* **DIRECTIVE**: State how many lines contain the string "text", and write nothing else.

* **Data entries**:
################
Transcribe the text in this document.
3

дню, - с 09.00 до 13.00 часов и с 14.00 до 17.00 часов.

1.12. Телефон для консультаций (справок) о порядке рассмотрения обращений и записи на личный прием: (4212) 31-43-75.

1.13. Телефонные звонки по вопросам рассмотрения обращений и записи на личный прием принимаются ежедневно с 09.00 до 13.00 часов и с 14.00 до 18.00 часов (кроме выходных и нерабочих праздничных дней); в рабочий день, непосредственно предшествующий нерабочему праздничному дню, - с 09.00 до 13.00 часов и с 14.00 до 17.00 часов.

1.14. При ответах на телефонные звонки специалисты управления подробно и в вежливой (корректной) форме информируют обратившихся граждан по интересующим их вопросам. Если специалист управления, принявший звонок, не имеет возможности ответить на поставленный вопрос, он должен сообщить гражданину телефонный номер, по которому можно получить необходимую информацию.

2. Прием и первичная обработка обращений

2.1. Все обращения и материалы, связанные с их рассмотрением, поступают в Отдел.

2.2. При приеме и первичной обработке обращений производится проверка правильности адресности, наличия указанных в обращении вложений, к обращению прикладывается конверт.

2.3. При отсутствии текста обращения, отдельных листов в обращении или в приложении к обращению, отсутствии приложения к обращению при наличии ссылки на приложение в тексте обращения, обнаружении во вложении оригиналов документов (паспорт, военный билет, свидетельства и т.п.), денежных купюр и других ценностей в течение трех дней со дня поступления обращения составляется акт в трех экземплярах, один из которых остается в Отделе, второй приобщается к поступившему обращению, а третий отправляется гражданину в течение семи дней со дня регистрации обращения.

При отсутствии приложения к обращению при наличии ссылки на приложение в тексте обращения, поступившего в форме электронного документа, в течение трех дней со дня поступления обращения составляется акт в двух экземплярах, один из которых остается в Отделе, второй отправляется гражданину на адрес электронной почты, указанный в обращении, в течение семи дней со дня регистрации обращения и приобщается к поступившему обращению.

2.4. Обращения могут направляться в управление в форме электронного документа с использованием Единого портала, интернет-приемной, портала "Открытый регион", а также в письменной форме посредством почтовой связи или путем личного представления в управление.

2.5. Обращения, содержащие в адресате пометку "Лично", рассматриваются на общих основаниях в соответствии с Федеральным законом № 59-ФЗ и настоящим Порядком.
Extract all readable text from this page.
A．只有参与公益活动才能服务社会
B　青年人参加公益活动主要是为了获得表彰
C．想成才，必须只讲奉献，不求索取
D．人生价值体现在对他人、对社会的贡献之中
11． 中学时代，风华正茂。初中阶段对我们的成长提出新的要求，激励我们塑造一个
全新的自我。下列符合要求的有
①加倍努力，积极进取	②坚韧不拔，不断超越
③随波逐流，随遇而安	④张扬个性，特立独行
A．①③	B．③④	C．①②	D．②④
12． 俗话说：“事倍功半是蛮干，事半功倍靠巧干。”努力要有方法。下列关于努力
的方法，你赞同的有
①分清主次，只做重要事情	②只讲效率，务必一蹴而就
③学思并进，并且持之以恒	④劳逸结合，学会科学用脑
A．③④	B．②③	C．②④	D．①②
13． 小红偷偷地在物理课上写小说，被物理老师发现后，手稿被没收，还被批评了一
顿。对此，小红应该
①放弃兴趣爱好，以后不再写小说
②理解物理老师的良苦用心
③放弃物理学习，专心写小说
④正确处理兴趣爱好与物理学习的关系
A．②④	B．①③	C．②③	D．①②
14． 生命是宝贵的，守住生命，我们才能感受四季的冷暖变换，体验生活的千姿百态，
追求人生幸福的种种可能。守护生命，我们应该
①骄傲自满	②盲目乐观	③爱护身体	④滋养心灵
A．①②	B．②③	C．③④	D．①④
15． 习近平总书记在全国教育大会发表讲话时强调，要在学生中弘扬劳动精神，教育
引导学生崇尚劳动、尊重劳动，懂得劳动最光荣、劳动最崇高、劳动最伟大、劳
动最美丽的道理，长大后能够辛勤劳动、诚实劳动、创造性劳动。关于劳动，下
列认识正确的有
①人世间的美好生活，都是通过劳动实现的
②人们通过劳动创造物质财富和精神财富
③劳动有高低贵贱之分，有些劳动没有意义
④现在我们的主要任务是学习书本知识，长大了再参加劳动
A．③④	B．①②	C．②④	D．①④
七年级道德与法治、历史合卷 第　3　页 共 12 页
################
* **FINAL RESULT**: 2